▶ _THE TASK_:
Find the line with "Transcribe this image's" in the data below. Repeat it and every line after it up to the end, exactly, but drop the pictures.

## START

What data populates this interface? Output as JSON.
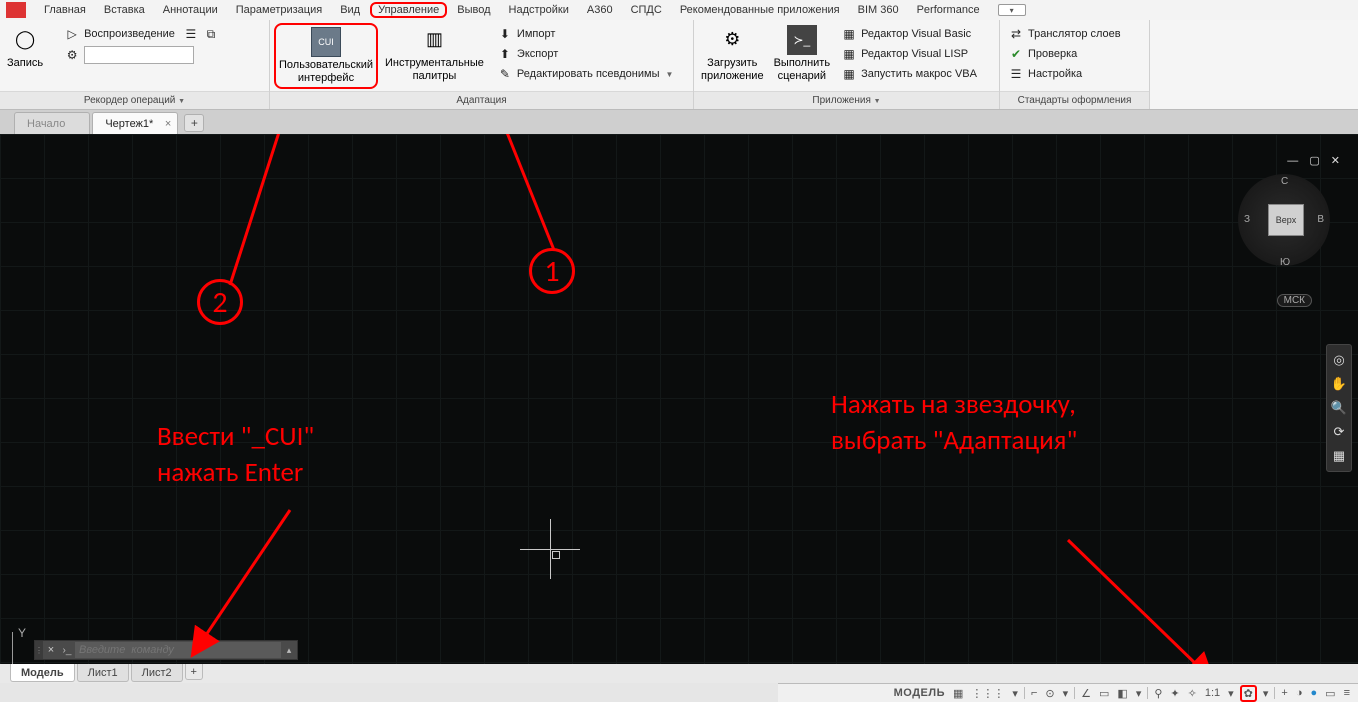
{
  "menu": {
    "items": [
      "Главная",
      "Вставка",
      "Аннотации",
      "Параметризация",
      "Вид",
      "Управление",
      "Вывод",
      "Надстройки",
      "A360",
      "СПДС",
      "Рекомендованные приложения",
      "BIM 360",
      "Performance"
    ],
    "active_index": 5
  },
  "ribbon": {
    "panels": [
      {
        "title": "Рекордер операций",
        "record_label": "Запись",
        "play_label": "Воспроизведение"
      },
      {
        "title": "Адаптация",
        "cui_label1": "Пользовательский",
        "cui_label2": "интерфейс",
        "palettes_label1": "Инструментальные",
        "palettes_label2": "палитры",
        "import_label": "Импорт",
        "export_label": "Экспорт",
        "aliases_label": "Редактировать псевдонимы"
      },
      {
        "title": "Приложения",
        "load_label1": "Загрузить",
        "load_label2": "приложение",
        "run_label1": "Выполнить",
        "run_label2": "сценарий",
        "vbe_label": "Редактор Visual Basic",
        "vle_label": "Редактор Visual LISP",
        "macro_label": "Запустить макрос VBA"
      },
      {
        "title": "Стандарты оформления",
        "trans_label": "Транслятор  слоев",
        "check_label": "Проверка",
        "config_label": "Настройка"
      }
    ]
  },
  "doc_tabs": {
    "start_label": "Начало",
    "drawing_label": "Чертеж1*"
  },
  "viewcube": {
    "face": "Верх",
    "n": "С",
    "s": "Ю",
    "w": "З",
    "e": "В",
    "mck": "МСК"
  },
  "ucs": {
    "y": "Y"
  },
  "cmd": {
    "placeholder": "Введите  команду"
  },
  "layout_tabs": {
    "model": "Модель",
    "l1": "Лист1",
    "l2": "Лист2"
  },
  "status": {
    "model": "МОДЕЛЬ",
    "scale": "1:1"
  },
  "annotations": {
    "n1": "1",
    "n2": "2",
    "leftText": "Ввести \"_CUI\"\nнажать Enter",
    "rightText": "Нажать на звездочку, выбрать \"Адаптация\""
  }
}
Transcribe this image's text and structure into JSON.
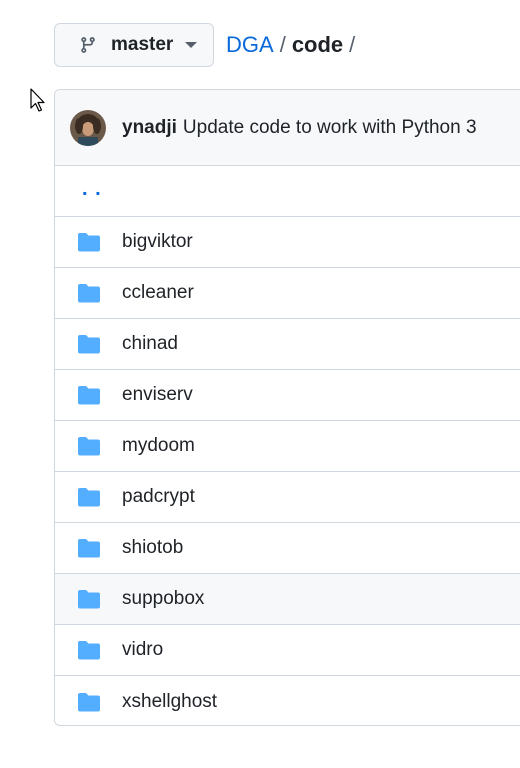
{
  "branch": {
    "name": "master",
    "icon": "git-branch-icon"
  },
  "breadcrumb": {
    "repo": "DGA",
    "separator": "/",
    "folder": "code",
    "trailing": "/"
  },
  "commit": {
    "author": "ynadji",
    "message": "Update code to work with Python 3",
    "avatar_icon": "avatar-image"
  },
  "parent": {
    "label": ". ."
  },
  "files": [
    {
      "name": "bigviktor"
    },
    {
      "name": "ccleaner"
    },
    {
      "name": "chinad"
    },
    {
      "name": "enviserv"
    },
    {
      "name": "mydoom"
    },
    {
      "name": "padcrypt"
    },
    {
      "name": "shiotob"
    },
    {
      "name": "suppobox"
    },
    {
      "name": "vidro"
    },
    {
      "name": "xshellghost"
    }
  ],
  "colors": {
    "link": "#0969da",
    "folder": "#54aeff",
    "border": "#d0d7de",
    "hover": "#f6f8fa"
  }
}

## END

▶ _SOLVED PROBLEM_:
Transcribe this image's text and structure into JSON.
{
  "branch": {
    "name": "master",
    "icon": "git-branch-icon"
  },
  "breadcrumb": {
    "repo": "DGA",
    "separator": "/",
    "folder": "code",
    "trailing": "/"
  },
  "commit": {
    "author": "ynadji",
    "message": "Update code to work with Python 3",
    "avatar_icon": "avatar-image"
  },
  "parent": {
    "label": ". ."
  },
  "files": [
    {
      "name": "bigviktor"
    },
    {
      "name": "ccleaner"
    },
    {
      "name": "chinad"
    },
    {
      "name": "enviserv"
    },
    {
      "name": "mydoom"
    },
    {
      "name": "padcrypt"
    },
    {
      "name": "shiotob"
    },
    {
      "name": "suppobox"
    },
    {
      "name": "vidro"
    },
    {
      "name": "xshellghost"
    }
  ],
  "colors": {
    "link": "#0969da",
    "folder": "#54aeff",
    "border": "#d0d7de",
    "hover": "#f6f8fa"
  }
}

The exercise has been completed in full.